Extracted records
----------------------------------------

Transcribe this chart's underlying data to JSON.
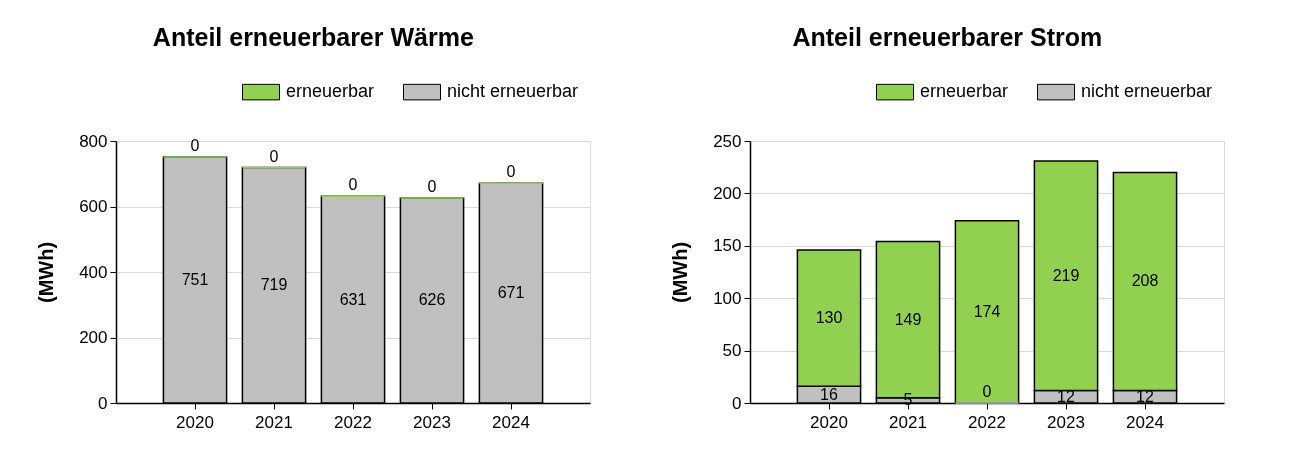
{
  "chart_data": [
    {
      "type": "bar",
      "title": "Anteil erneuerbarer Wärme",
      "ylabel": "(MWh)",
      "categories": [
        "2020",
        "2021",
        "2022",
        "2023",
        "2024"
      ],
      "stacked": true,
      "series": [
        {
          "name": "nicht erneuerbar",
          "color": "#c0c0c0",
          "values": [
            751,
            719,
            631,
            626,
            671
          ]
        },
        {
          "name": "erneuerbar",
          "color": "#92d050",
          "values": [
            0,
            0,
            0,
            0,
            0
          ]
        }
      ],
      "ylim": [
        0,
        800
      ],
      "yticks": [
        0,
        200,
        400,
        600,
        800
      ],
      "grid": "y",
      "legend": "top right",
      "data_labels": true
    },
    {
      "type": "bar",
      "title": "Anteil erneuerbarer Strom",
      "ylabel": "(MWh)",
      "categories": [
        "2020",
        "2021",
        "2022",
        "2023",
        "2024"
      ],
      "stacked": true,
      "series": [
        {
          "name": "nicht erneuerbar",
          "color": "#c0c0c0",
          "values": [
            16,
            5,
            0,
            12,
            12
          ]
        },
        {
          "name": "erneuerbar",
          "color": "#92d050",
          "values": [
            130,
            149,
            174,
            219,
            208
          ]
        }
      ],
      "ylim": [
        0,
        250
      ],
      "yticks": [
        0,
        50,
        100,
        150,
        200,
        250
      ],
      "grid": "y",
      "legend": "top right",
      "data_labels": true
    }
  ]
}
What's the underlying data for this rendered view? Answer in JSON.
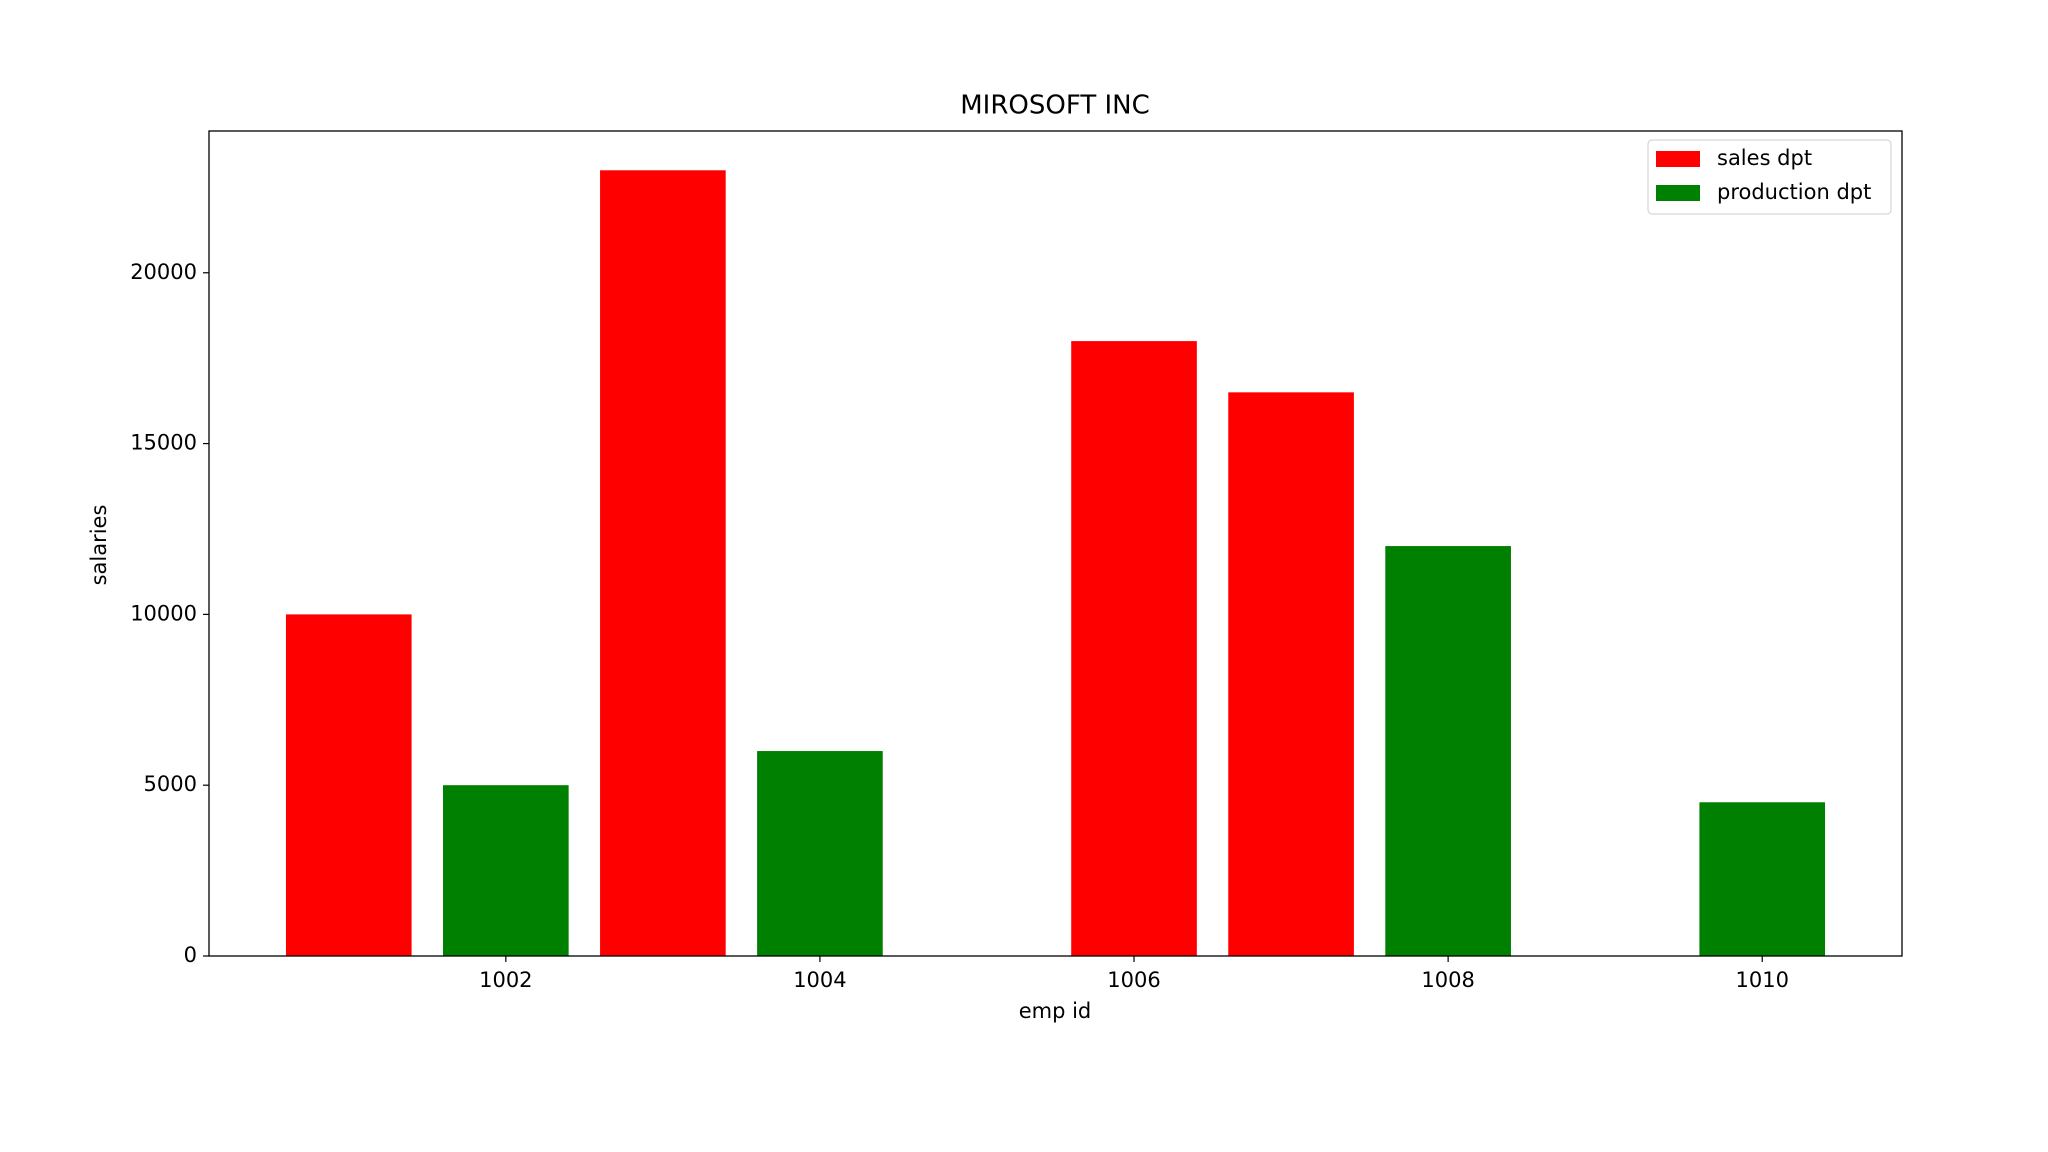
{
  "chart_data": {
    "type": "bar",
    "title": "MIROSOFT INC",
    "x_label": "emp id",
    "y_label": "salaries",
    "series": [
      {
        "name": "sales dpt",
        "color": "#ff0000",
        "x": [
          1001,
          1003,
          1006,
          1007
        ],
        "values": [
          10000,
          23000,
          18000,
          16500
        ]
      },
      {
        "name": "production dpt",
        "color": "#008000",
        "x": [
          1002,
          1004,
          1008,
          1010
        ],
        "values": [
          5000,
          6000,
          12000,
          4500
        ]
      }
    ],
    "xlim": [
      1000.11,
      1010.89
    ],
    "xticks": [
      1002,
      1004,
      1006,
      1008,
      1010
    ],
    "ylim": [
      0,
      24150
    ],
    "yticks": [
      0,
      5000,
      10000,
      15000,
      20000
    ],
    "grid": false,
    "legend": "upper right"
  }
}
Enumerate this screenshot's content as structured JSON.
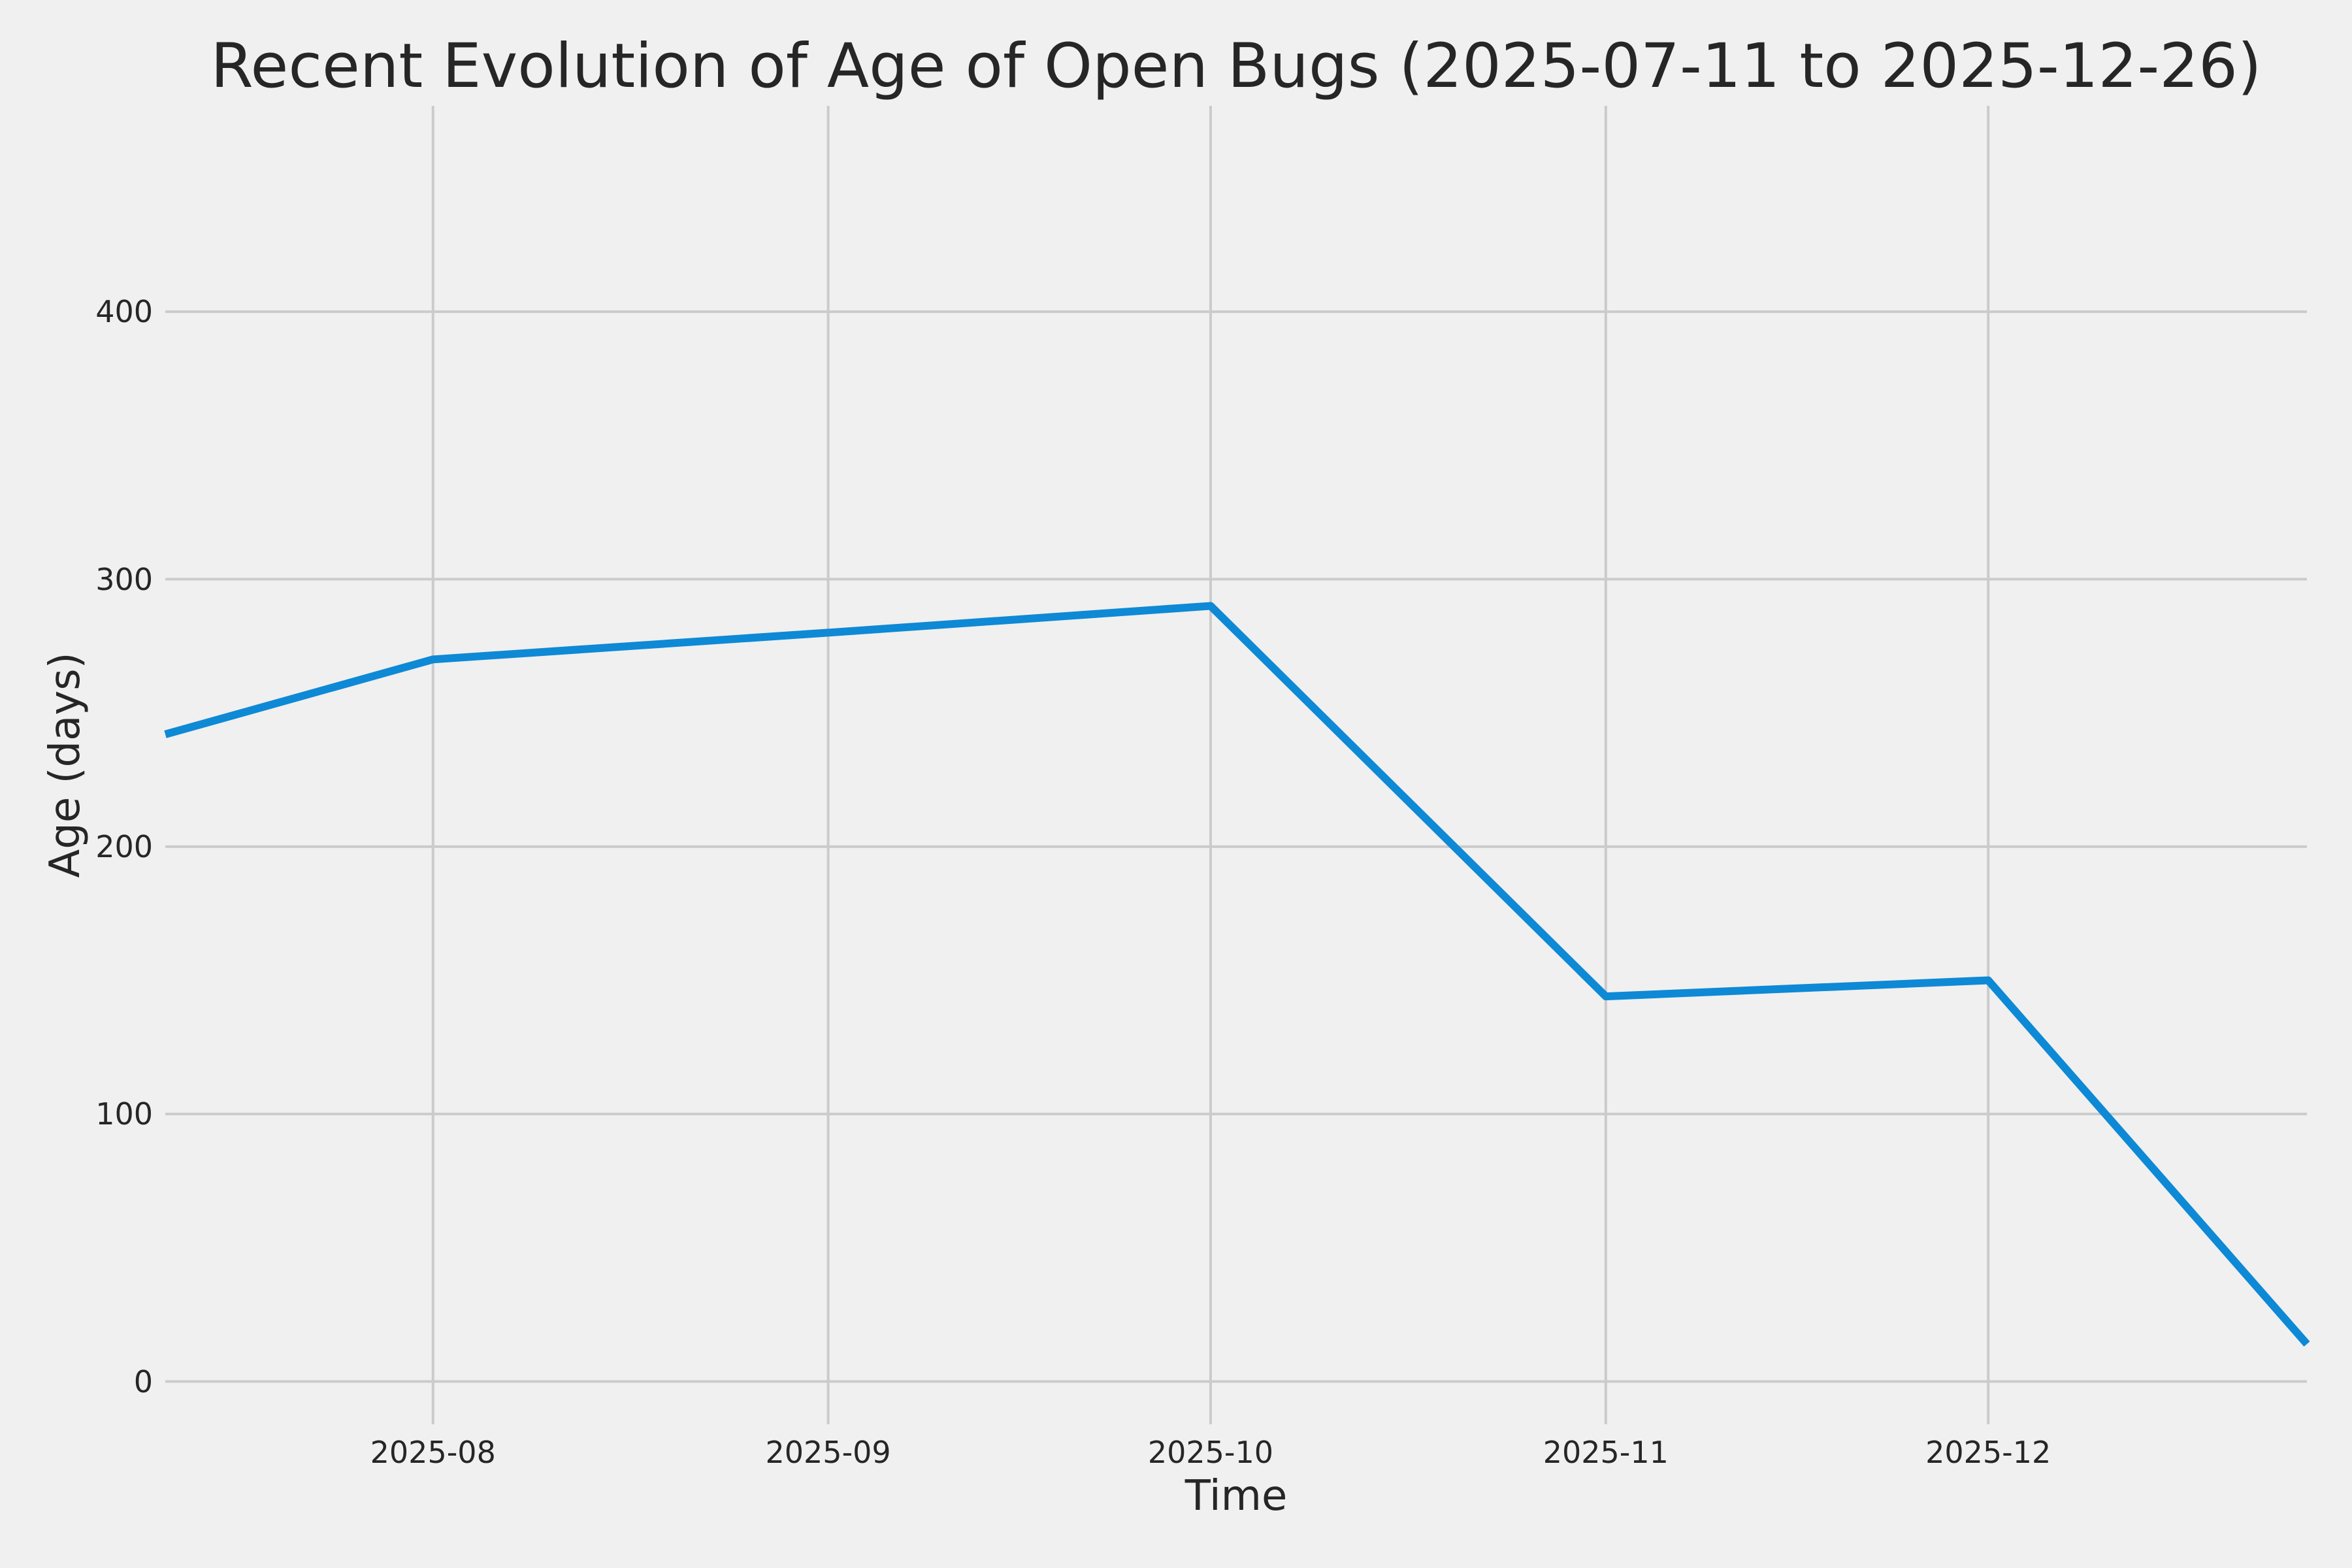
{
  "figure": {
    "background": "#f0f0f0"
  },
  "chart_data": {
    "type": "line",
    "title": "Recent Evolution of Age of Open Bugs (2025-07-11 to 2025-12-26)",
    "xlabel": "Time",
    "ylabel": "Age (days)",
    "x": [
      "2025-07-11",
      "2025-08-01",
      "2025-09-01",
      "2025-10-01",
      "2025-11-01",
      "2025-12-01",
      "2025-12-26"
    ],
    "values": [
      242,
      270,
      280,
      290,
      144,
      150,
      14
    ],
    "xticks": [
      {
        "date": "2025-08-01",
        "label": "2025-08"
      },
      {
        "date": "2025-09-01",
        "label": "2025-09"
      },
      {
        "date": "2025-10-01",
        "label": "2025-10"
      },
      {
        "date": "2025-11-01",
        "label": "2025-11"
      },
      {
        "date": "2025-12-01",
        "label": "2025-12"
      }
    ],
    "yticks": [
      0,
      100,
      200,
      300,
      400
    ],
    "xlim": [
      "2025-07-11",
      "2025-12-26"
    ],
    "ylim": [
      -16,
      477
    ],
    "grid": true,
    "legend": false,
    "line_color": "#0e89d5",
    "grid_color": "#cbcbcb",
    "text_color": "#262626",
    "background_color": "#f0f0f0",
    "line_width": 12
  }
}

----------------------------------------

* STATED PROBLEM
Pictures in the records above should not be copied. Repeat everything else exactly.

* PROBLEM SOLUTION
Transcribe this chart's underlying data to JSON.
{
  "chart_data": [
    {
      "type": "bar",
      "title": "Anteil erneuerbarer Wärme",
      "ylabel": "(MWh)",
      "categories": [
        "2020",
        "2021",
        "2022",
        "2023",
        "2024"
      ],
      "stacked": true,
      "series": [
        {
          "name": "nicht erneuerbar",
          "color": "#c0c0c0",
          "values": [
            751,
            719,
            631,
            626,
            671
          ]
        },
        {
          "name": "erneuerbar",
          "color": "#92d050",
          "values": [
            0,
            0,
            0,
            0,
            0
          ]
        }
      ],
      "ylim": [
        0,
        800
      ],
      "yticks": [
        0,
        200,
        400,
        600,
        800
      ],
      "grid": "y",
      "legend": "top right",
      "data_labels": true
    },
    {
      "type": "bar",
      "title": "Anteil erneuerbarer Strom",
      "ylabel": "(MWh)",
      "categories": [
        "2020",
        "2021",
        "2022",
        "2023",
        "2024"
      ],
      "stacked": true,
      "series": [
        {
          "name": "nicht erneuerbar",
          "color": "#c0c0c0",
          "values": [
            16,
            5,
            0,
            12,
            12
          ]
        },
        {
          "name": "erneuerbar",
          "color": "#92d050",
          "values": [
            130,
            149,
            174,
            219,
            208
          ]
        }
      ],
      "ylim": [
        0,
        250
      ],
      "yticks": [
        0,
        50,
        100,
        150,
        200,
        250
      ],
      "grid": "y",
      "legend": "top right",
      "data_labels": true
    }
  ]
}
What's the underlying data for this rendered view? Answer in JSON.
{
  "chart_data": {
    "type": "bar",
    "title": "MIROSOFT INC",
    "x_label": "emp id",
    "y_label": "salaries",
    "series": [
      {
        "name": "sales dpt",
        "color": "#ff0000",
        "x": [
          1001,
          1003,
          1006,
          1007
        ],
        "values": [
          10000,
          23000,
          18000,
          16500
        ]
      },
      {
        "name": "production dpt",
        "color": "#008000",
        "x": [
          1002,
          1004,
          1008,
          1010
        ],
        "values": [
          5000,
          6000,
          12000,
          4500
        ]
      }
    ],
    "xlim": [
      1000.11,
      1010.89
    ],
    "xticks": [
      1002,
      1004,
      1006,
      1008,
      1010
    ],
    "ylim": [
      0,
      24150
    ],
    "yticks": [
      0,
      5000,
      10000,
      15000,
      20000
    ],
    "grid": false,
    "legend": "upper right"
  }
}
Enumerate this screenshot's content as structured JSON.
{
  "figure": {
    "background": "#f0f0f0"
  },
  "chart_data": {
    "type": "line",
    "title": "Recent Evolution of Age of Open Bugs (2025-07-11 to 2025-12-26)",
    "xlabel": "Time",
    "ylabel": "Age (days)",
    "x": [
      "2025-07-11",
      "2025-08-01",
      "2025-09-01",
      "2025-10-01",
      "2025-11-01",
      "2025-12-01",
      "2025-12-26"
    ],
    "values": [
      242,
      270,
      280,
      290,
      144,
      150,
      14
    ],
    "xticks": [
      {
        "date": "2025-08-01",
        "label": "2025-08"
      },
      {
        "date": "2025-09-01",
        "label": "2025-09"
      },
      {
        "date": "2025-10-01",
        "label": "2025-10"
      },
      {
        "date": "2025-11-01",
        "label": "2025-11"
      },
      {
        "date": "2025-12-01",
        "label": "2025-12"
      }
    ],
    "yticks": [
      0,
      100,
      200,
      300,
      400
    ],
    "xlim": [
      "2025-07-11",
      "2025-12-26"
    ],
    "ylim": [
      -16,
      477
    ],
    "grid": true,
    "legend": false,
    "line_color": "#0e89d5",
    "grid_color": "#cbcbcb",
    "text_color": "#262626",
    "background_color": "#f0f0f0",
    "line_width": 12
  }
}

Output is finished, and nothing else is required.